**CHALLENGE**
Would you write out the entries below, every one of them, exactly?

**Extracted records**
— begin —

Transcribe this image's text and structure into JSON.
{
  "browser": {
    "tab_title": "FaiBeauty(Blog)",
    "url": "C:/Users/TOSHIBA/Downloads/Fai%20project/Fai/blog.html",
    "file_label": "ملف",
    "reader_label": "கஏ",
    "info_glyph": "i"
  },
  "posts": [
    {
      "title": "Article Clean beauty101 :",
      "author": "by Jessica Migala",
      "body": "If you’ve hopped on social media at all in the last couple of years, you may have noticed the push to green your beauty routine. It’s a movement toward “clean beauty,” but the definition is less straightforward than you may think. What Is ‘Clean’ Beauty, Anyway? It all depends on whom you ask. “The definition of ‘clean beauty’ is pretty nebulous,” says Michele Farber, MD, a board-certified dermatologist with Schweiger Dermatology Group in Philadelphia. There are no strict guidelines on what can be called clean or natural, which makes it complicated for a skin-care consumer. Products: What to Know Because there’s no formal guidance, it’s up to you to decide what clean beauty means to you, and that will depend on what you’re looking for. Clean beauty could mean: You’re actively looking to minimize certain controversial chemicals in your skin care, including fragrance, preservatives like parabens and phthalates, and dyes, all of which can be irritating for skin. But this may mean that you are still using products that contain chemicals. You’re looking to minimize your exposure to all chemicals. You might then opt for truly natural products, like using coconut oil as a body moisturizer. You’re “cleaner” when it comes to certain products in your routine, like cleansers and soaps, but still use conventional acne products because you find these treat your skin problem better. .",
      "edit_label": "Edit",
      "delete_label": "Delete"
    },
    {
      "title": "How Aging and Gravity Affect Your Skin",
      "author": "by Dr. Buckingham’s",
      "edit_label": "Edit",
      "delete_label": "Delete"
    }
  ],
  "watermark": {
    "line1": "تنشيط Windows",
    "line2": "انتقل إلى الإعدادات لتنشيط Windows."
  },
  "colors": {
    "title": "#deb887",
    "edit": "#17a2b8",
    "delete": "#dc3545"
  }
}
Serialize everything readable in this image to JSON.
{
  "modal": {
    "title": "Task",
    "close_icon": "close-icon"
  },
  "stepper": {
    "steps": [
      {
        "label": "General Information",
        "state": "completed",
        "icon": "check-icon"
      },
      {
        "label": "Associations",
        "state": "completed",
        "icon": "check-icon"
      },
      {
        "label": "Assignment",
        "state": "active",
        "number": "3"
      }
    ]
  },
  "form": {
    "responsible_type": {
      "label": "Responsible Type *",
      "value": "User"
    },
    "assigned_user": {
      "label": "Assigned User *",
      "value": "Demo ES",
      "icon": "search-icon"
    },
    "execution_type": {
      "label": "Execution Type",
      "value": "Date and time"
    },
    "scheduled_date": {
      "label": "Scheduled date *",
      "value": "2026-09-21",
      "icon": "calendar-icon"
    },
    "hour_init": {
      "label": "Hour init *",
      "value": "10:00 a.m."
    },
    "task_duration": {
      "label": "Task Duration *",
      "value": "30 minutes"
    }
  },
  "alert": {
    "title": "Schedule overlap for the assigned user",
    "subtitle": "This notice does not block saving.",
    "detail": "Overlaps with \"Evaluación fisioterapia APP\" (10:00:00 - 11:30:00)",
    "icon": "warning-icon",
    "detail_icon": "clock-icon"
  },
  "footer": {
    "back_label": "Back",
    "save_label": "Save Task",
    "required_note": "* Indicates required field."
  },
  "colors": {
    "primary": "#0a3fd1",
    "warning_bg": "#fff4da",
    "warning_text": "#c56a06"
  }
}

— end —

**THE SOLUTION**
Transcribe this image's text and structure into JSON.
{
  "browser": {
    "tab_title": "FaiBeauty(Blog)",
    "url": "C:/Users/TOSHIBA/Downloads/Fai%20project/Fai/blog.html",
    "file_label": "ملف",
    "reader_label": "கஏ",
    "info_glyph": "i"
  },
  "posts": [
    {
      "title": "Article Clean beauty101 :",
      "author": "by Jessica Migala",
      "body": "If you’ve hopped on social media at all in the last couple of years, you may have noticed the push to green your beauty routine. It’s a movement toward “clean beauty,” but the definition is less straightforward than you may think. What Is ‘Clean’ Beauty, Anyway? It all depends on whom you ask. “The definition of ‘clean beauty’ is pretty nebulous,” says Michele Farber, MD, a board-certified dermatologist with Schweiger Dermatology Group in Philadelphia. There are no strict guidelines on what can be called clean or natural, which makes it complicated for a skin-care consumer. Products: What to Know Because there’s no formal guidance, it’s up to you to decide what clean beauty means to you, and that will depend on what you’re looking for. Clean beauty could mean: You’re actively looking to minimize certain controversial chemicals in your skin care, including fragrance, preservatives like parabens and phthalates, and dyes, all of which can be irritating for skin. But this may mean that you are still using products that contain chemicals. You’re looking to minimize your exposure to all chemicals. You might then opt for truly natural products, like using coconut oil as a body moisturizer. You’re “cleaner” when it comes to certain products in your routine, like cleansers and soaps, but still use conventional acne products because you find these treat your skin problem better. .",
      "edit_label": "Edit",
      "delete_label": "Delete"
    },
    {
      "title": "How Aging and Gravity Affect Your Skin",
      "author": "by Dr. Buckingham’s",
      "edit_label": "Edit",
      "delete_label": "Delete"
    }
  ],
  "watermark": {
    "line1": "تنشيط Windows",
    "line2": "انتقل إلى الإعدادات لتنشيط Windows."
  },
  "colors": {
    "title": "#deb887",
    "edit": "#17a2b8",
    "delete": "#dc3545"
  }
}
Serialize everything readable in this image to JSON.
{
  "modal": {
    "title": "Task",
    "close_icon": "close-icon"
  },
  "stepper": {
    "steps": [
      {
        "label": "General Information",
        "state": "completed",
        "icon": "check-icon"
      },
      {
        "label": "Associations",
        "state": "completed",
        "icon": "check-icon"
      },
      {
        "label": "Assignment",
        "state": "active",
        "number": "3"
      }
    ]
  },
  "form": {
    "responsible_type": {
      "label": "Responsible Type *",
      "value": "User"
    },
    "assigned_user": {
      "label": "Assigned User *",
      "value": "Demo ES",
      "icon": "search-icon"
    },
    "execution_type": {
      "label": "Execution Type",
      "value": "Date and time"
    },
    "scheduled_date": {
      "label": "Scheduled date *",
      "value": "2026-09-21",
      "icon": "calendar-icon"
    },
    "hour_init": {
      "label": "Hour init *",
      "value": "10:00 a.m."
    },
    "task_duration": {
      "label": "Task Duration *",
      "value": "30 minutes"
    }
  },
  "alert": {
    "title": "Schedule overlap for the assigned user",
    "subtitle": "This notice does not block saving.",
    "detail": "Overlaps with \"Evaluación fisioterapia APP\" (10:00:00 - 11:30:00)",
    "icon": "warning-icon",
    "detail_icon": "clock-icon"
  },
  "footer": {
    "back_label": "Back",
    "save_label": "Save Task",
    "required_note": "* Indicates required field."
  },
  "colors": {
    "primary": "#0a3fd1",
    "warning_bg": "#fff4da",
    "warning_text": "#c56a06"
  }
}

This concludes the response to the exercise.